-- BEGIN MATERIAL FOR THIS EXERCISE --

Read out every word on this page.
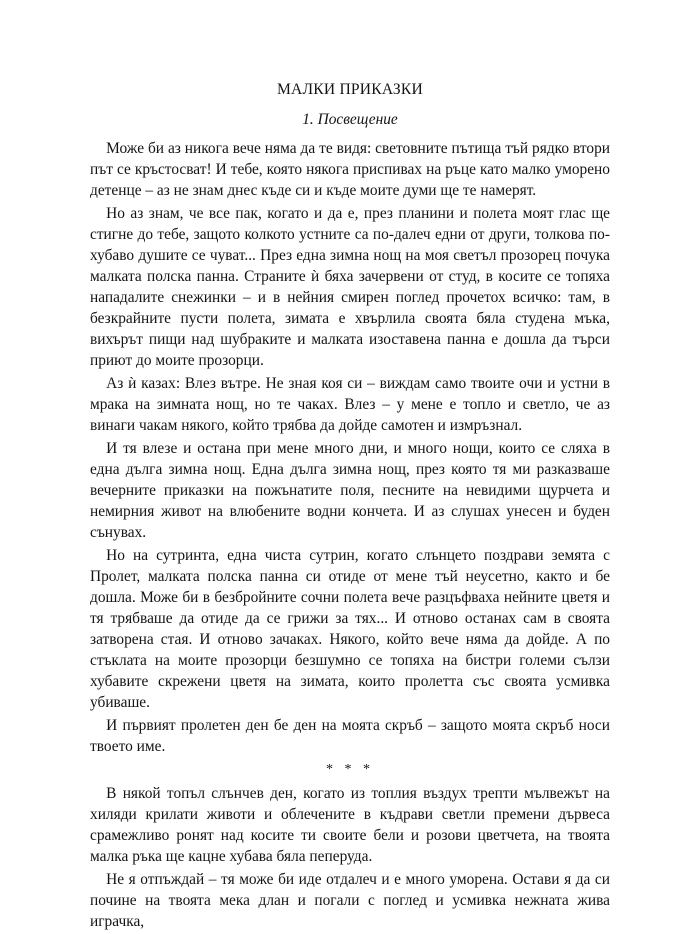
МАЛКИ ПРИКАЗКИ
1. Посвещение

Може би аз никога вече няма да те видя: световните пътища тъй рядко втори път се кръстосват! И тебе, която някога приспивах на ръце като малко уморено детенце – аз не знам днес къде си и къде моите думи ще те намерят.

Но аз знам, че все пак, когато и да е, през планини и полета моят глас ще стигне до тебе, защото колкото устните са по-далеч едни от други, толкова по-хубаво душите се чуват... През една зимна нощ на моя светъл прозорец почука малката полска панна. Страните ѝ бяха зачервени от студ, в косите се топяха нападалите снежинки – и в нейния смирен поглед прочетох всичко: там, в безкрайните пусти полета, зимата е хвърлила своята бяла студена мъка, вихърът пищи над шубраките и малката изоставена панна е дошла да търси приют до моите прозорци.

Аз ѝ казах: Влез вътре. Не зная коя си – виждам само твоите очи и устни в мрака на зимната нощ, но те чаках. Влез – у мене е топло и светло, че аз винаги чакам някого, който трябва да дойде самотен и измръзнал.

И тя влезе и остана при мене много дни, и много нощи, които се сляха в една дълга зимна нощ. Една дълга зимна нощ, през която тя ми разказваше вечерните приказки на пожънатите поля, песните на невидими щурчета и немирния живот на влюбените водни кончета. И аз слушах унесен и буден сънувах.

Но на сутринта, една чиста сутрин, когато слънцето поздрави земята с Пролет, малката полска панна си отиде от мене тъй неусетно, както и бе дошла. Може би в безбройните сочни полета вече разцъфваха нейните цветя и тя трябваше да отиде да се грижи за тях... И отново останах сам в своята затворена стая. И отново зачаках. Някого, който вече няма да дойде. А по стъклата на моите прозорци безшумно се топяха на бистри големи сълзи хубавите скрежени цветя на зимата, които пролетта със своята усмивка убиваше.

И първият пролетен ден бе ден на моята скръб – защото моята скръб носи твоето име.

* * *

В някой топъл слънчев ден, когато из топлия въздух трепти мълвежът на хиляди крилати животи и облечените в къдрави светли премени дървеса срамежливо ронят над косите ти своите бели и розови цветчета, на твоята малка ръка ще кацне хубава бяла пеперуда.

Не я отпъждай – тя може би иде отдалеч и е много уморена. Остави я да си почине на твоята мека длан и погали с поглед и усмивка нежната жива играчка,
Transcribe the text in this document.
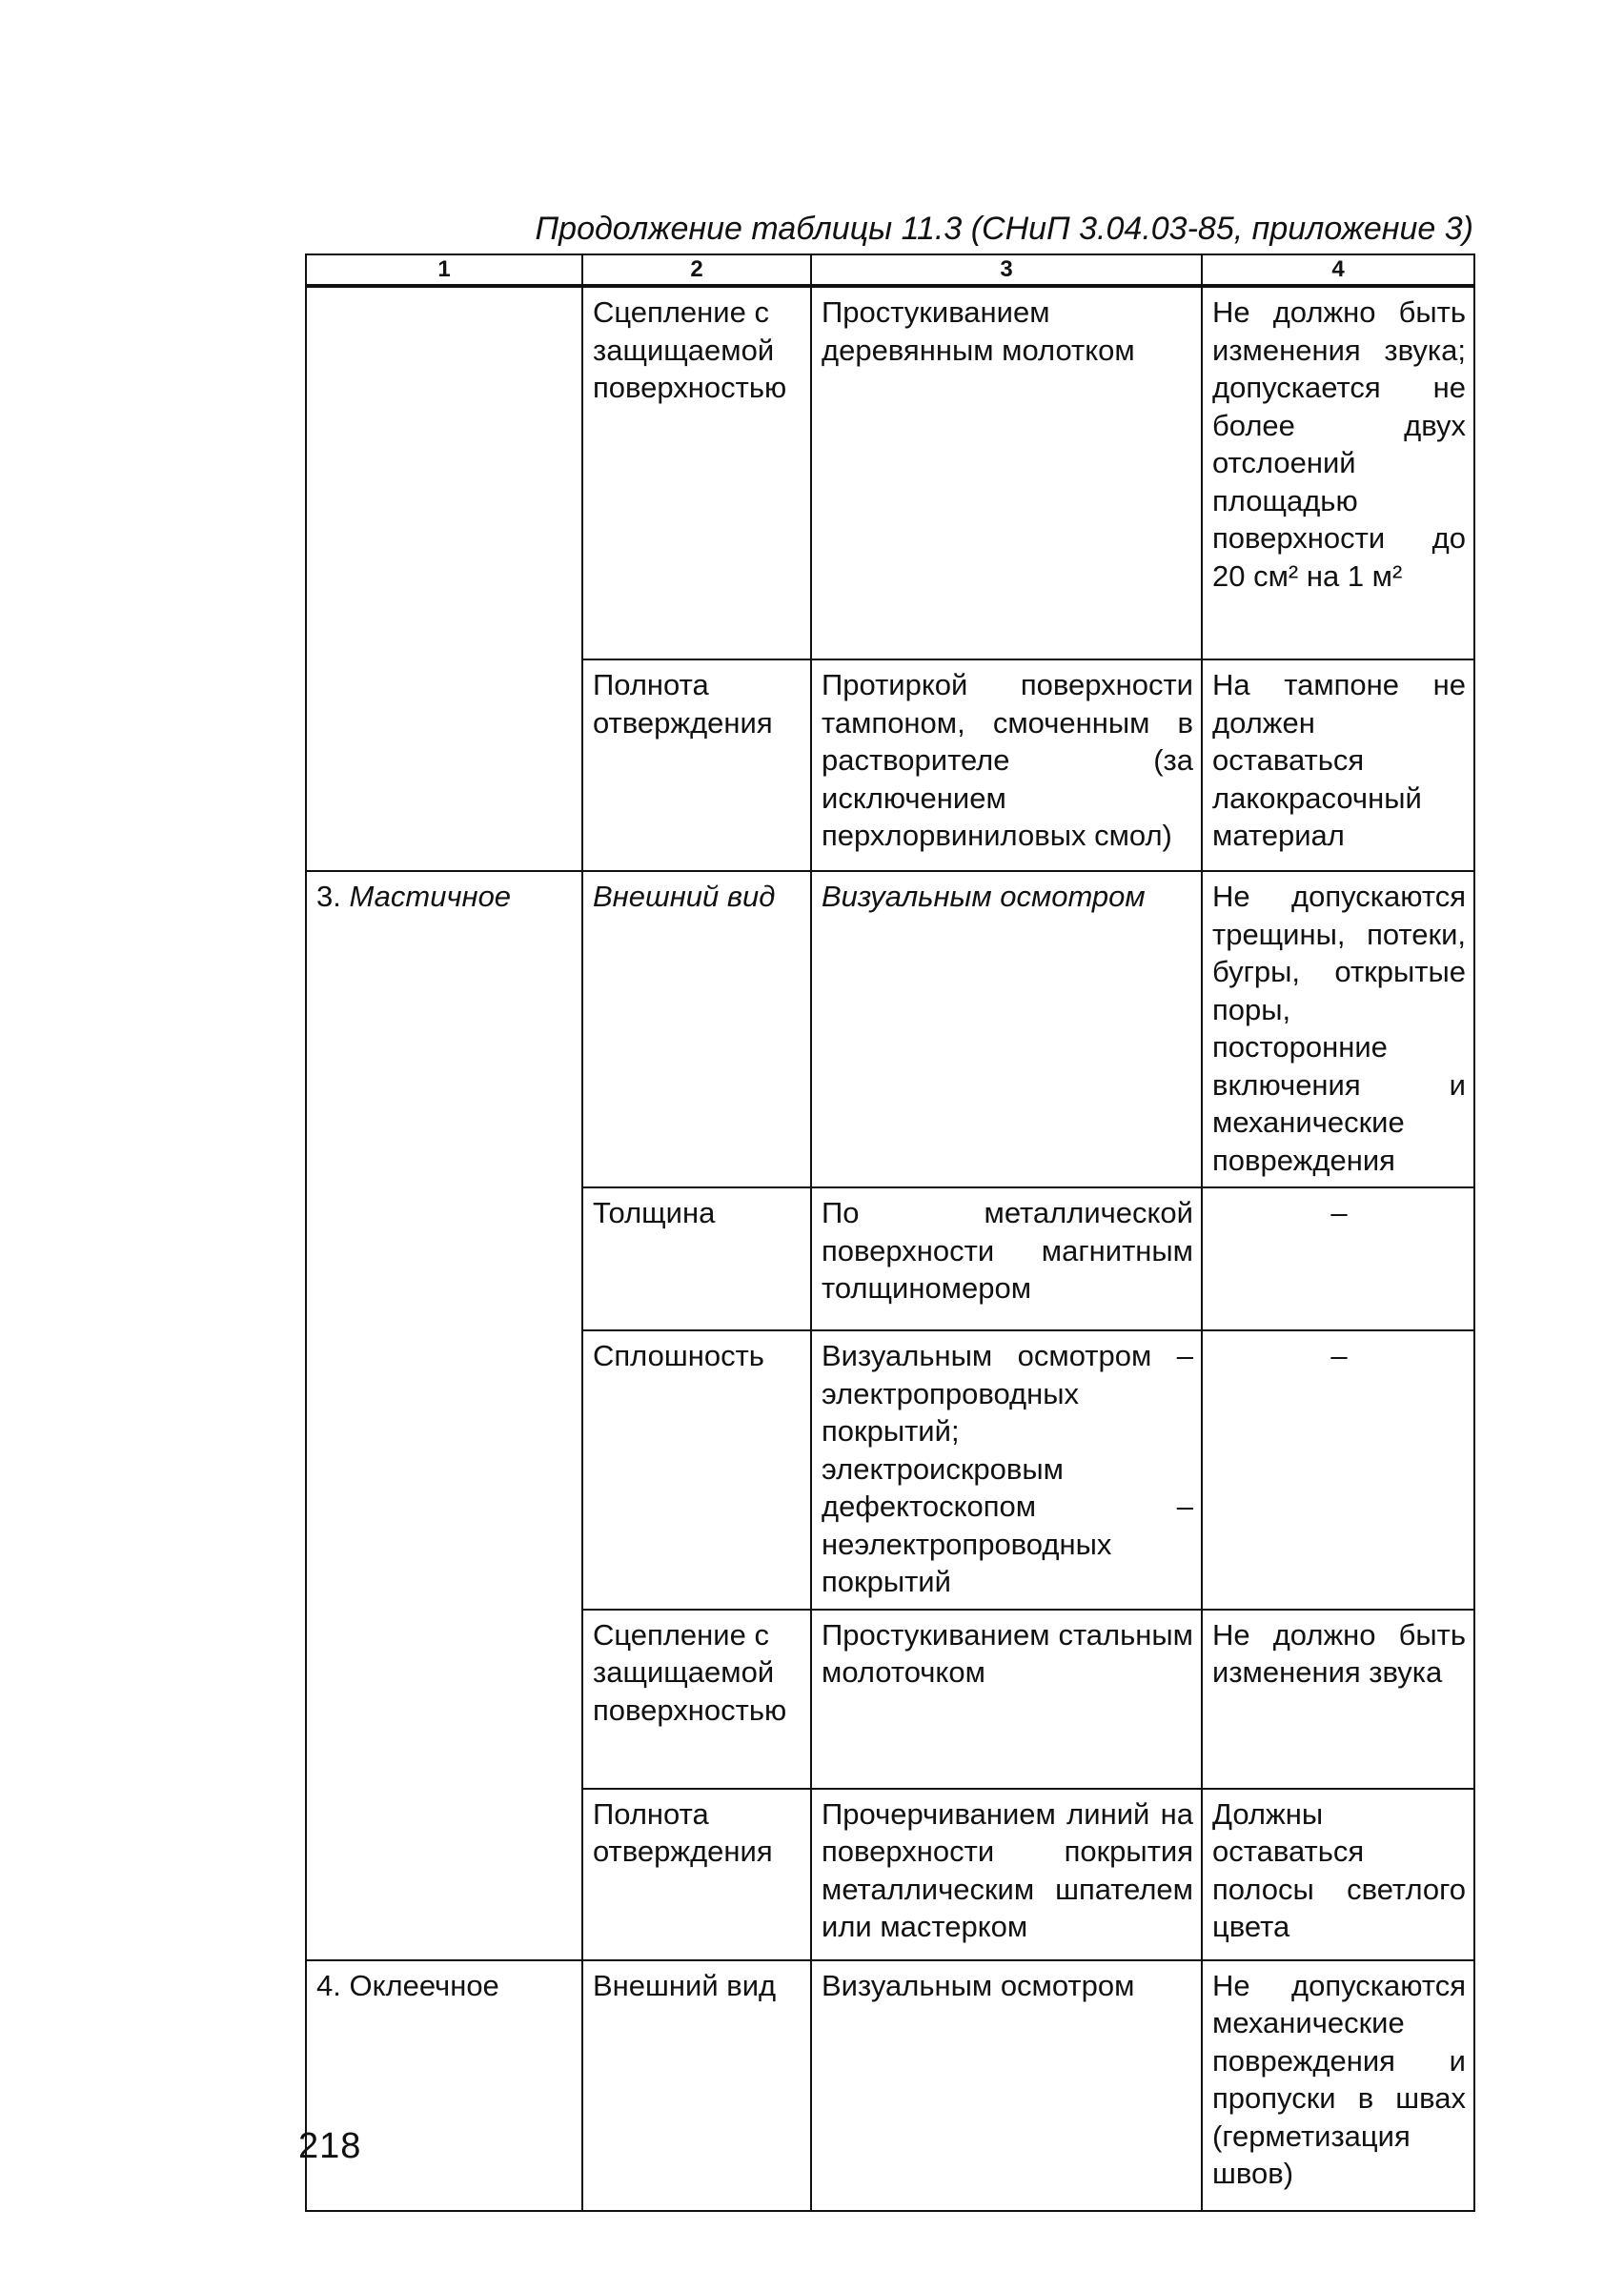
Продолжение таблицы 11.3 (СНиП 3.04.03-85, приложение 3)
1	2	3	4
	Сцепление с защищаемой поверхностью	Простукиванием деревянным молотком	Не должно быть изменения звука; допускается не более двух отслоений площадью поверхности до 20 см² на 1 м²
	Полнота отверждения	Протиркой поверхности тампоном, смоченным в растворителе (за исключением перхлорвиниловых смол)	На тампоне не должен оставаться лакокрасочный материал
3. Мастичное	Внешний вид	Визуальным осмотром	Не допускаются трещины, потеки, бугры, открытые поры, посторонние включения и механические повреждения
	Толщина	По металлической поверхности магнитным толщиномером	–
	Сплошность	Визуальным осмотром – электропроводных покрытий; электроискровым дефектоскопом – неэлектропроводных покрытий	–
	Сцепление с защищаемой поверхностью	Простукиванием стальным молоточком	Не должно быть изменения звука
	Полнота отверждения	Прочерчиванием линий на поверхности покрытия металлическим шпателем или мастерком	Должны оставаться полосы светлого цвета
4. Оклеечное	Внешний вид	Визуальным осмотром	Не допускаются механические повреждения и пропуски в швах (герметизация швов)
218
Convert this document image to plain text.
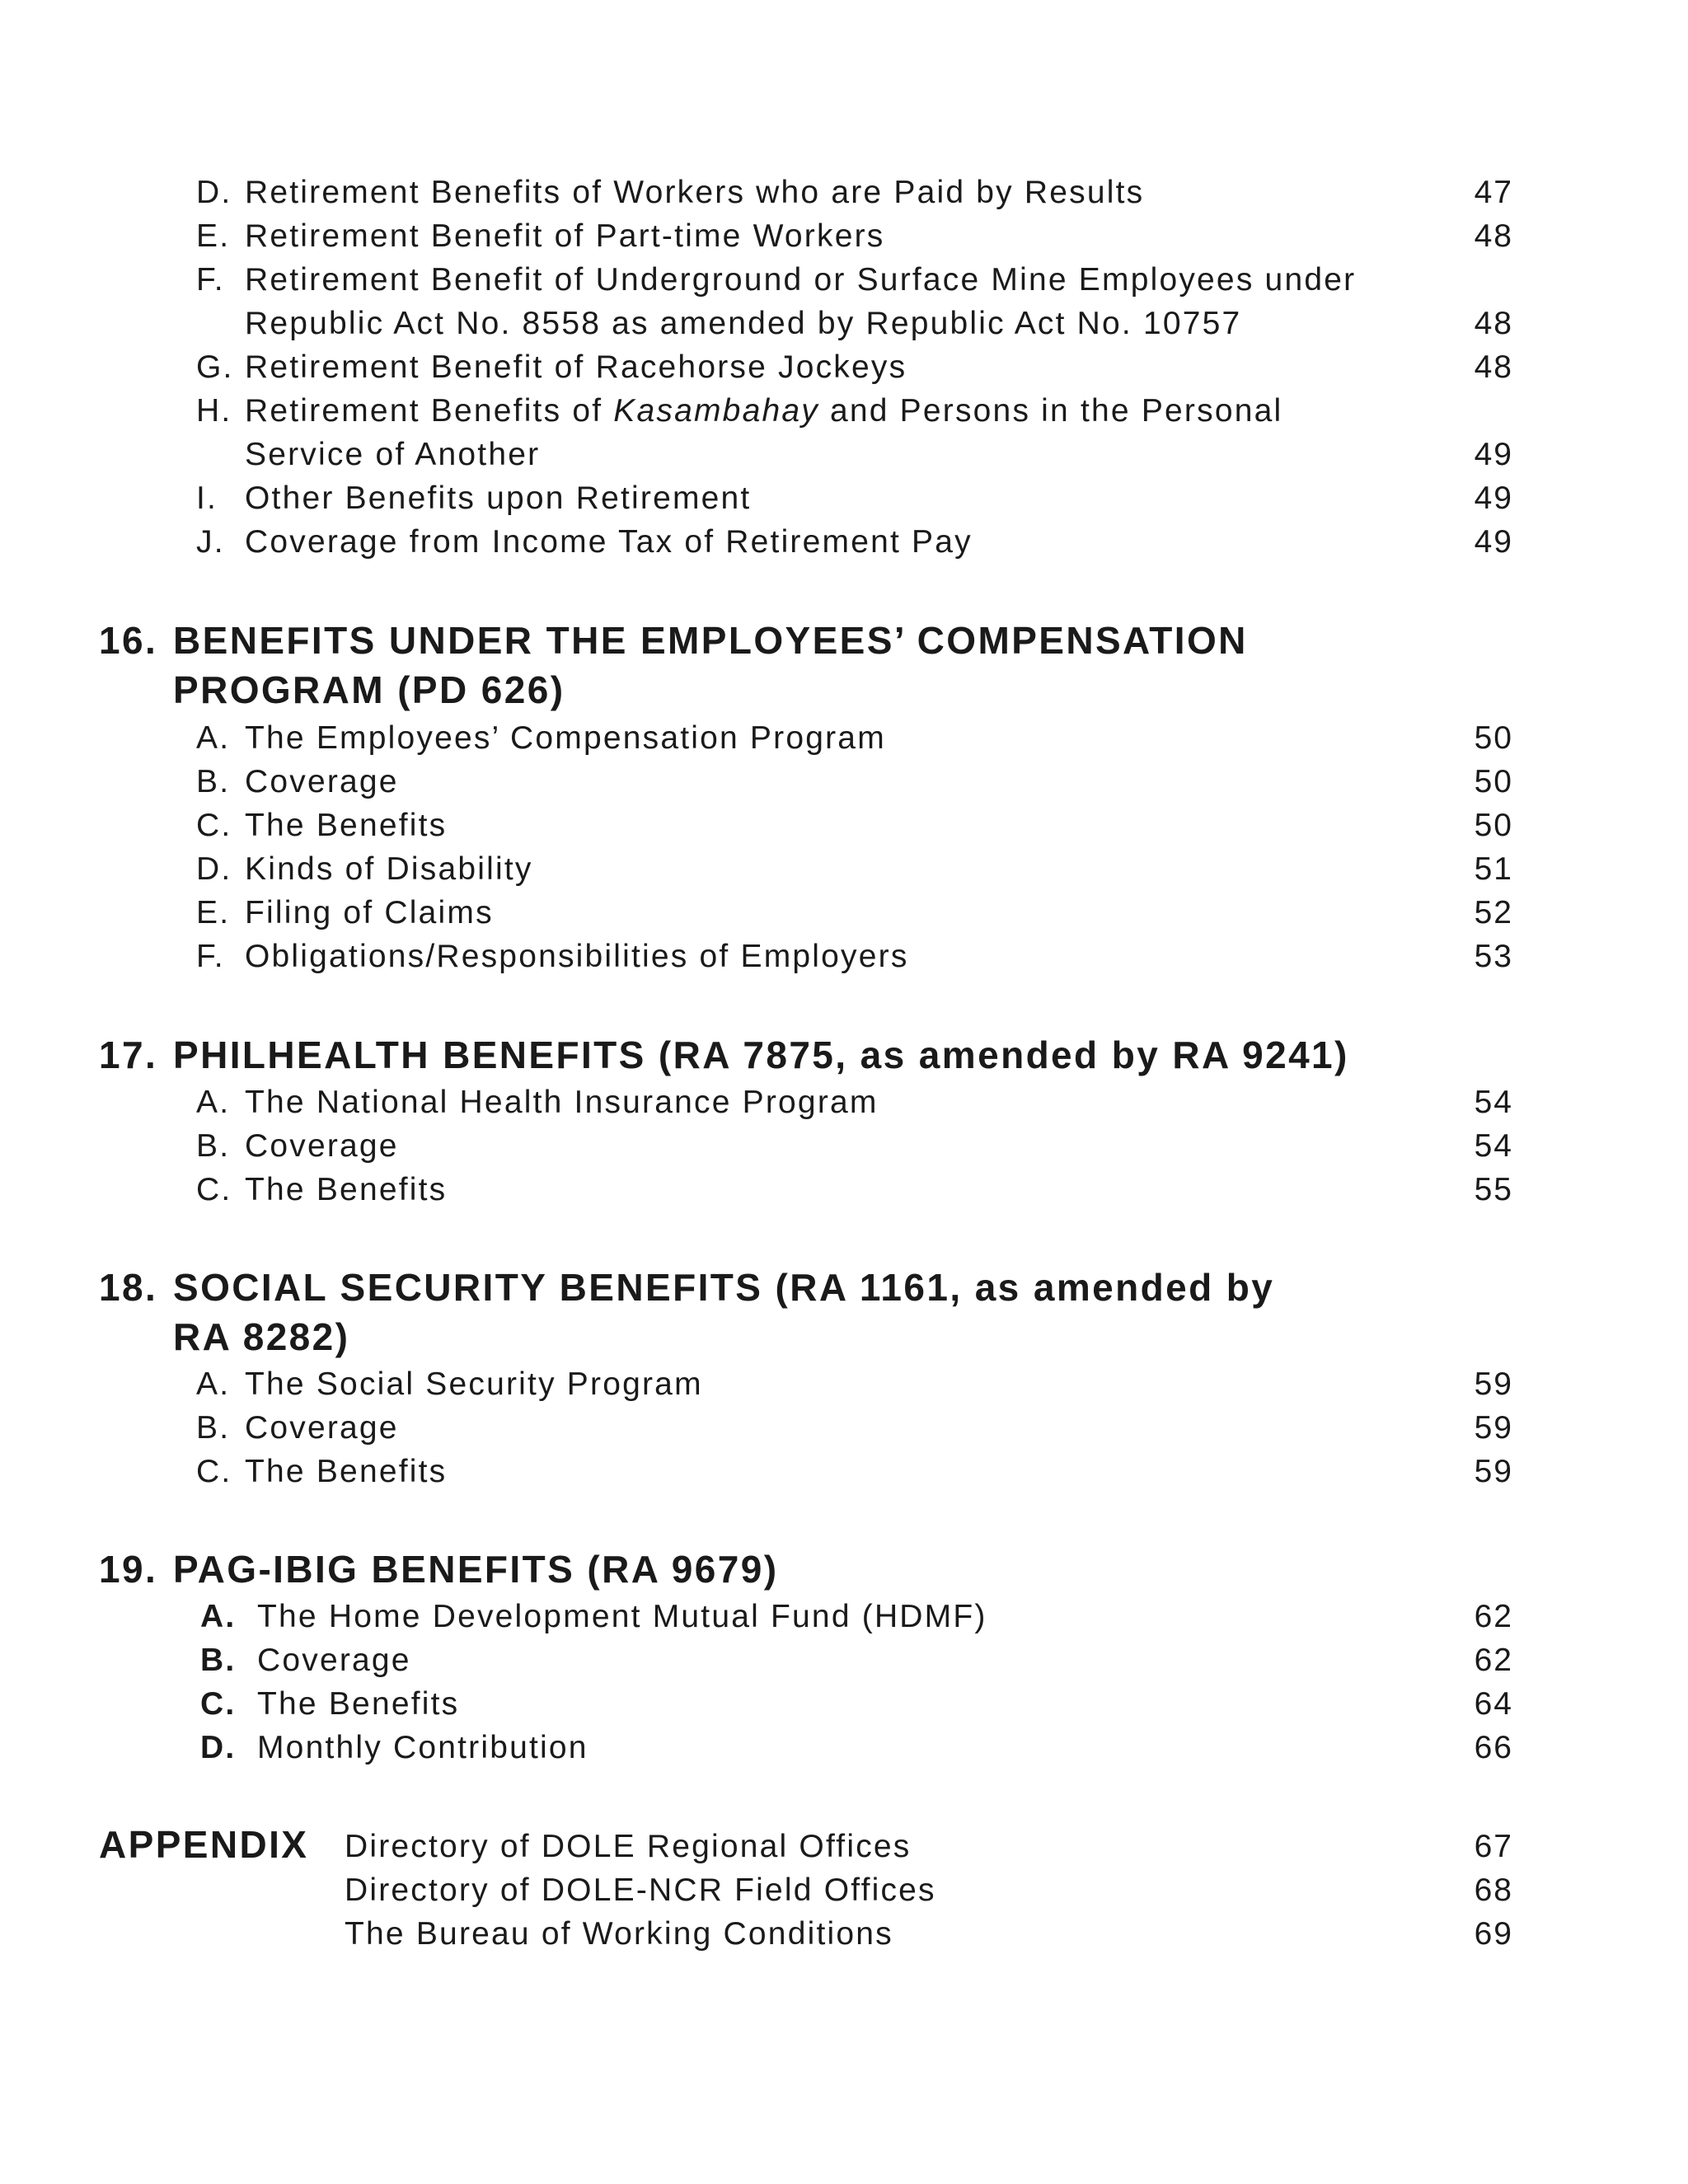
D. Retirement Benefits of Workers who are Paid by Results	47
E. Retirement Benefit of Part-time Workers	48
F. Retirement Benefit of Underground or Surface Mine Employees under
Republic Act No. 8558 as amended by Republic Act No. 10757	48
G. Retirement Benefit of Racehorse Jockeys	48
H. Retirement Benefits of Kasambahay and Persons in the Personal
Service of Another	49
I. Other Benefits upon Retirement	49
J. Coverage from Income Tax of Retirement Pay	49
16. BENEFITS UNDER THE EMPLOYEES’ COMPENSATION
PROGRAM (PD 626)
A. The Employees’ Compensation Program	50
B. Coverage	50
C. The Benefits	50
D. Kinds of Disability	51
E. Filing of Claims	52
F. Obligations/Responsibilities of Employers	53
17. PHILHEALTH BENEFITS (RA 7875, as amended by RA 9241)
A. The National Health Insurance Program	54
B. Coverage	54
C. The Benefits	55
18. SOCIAL SECURITY BENEFITS (RA 1161, as amended by
RA 8282)
A. The Social Security Program	59
B. Coverage	59
C. The Benefits	59
19. PAG-IBIG BENEFITS (RA 9679)
A. The Home Development Mutual Fund (HDMF)	62
B. Coverage	62
C. The Benefits	64
D. Monthly Contribution	66
APPENDIX Directory of DOLE Regional Offices	67
Directory of DOLE-NCR Field Offices	68
The Bureau of Working Conditions	69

-- END MATERIAL FOR THIS EXERCISE --

TASK DETAILS: Pictures are not part of the copy; reproduce exactly and only the lines from the line containing "Convert this document image to plain text." through the end of the listing.

WRITTEN RESPONSE:
Convert this document image to plain text.
D. Retirement Benefits of Workers who are Paid by Results	47
E. Retirement Benefit of Part-time Workers	48
F. Retirement Benefit of Underground or Surface Mine Employees under
Republic Act No. 8558 as amended by Republic Act No. 10757	48
G. Retirement Benefit of Racehorse Jockeys	48
H. Retirement Benefits of Kasambahay and Persons in the Personal
Service of Another	49
I. Other Benefits upon Retirement	49
J. Coverage from Income Tax of Retirement Pay	49
16. BENEFITS UNDER THE EMPLOYEES’ COMPENSATION
PROGRAM (PD 626)
A. The Employees’ Compensation Program	50
B. Coverage	50
C. The Benefits	50
D. Kinds of Disability	51
E. Filing of Claims	52
F. Obligations/Responsibilities of Employers	53
17. PHILHEALTH BENEFITS (RA 7875, as amended by RA 9241)
A. The National Health Insurance Program	54
B. Coverage	54
C. The Benefits	55
18. SOCIAL SECURITY BENEFITS (RA 1161, as amended by
RA 8282)
A. The Social Security Program	59
B. Coverage	59
C. The Benefits	59
19. PAG-IBIG BENEFITS (RA 9679)
A. The Home Development Mutual Fund (HDMF)	62
B. Coverage	62
C. The Benefits	64
D. Monthly Contribution	66
APPENDIX Directory of DOLE Regional Offices	67
Directory of DOLE-NCR Field Offices	68
The Bureau of Working Conditions	69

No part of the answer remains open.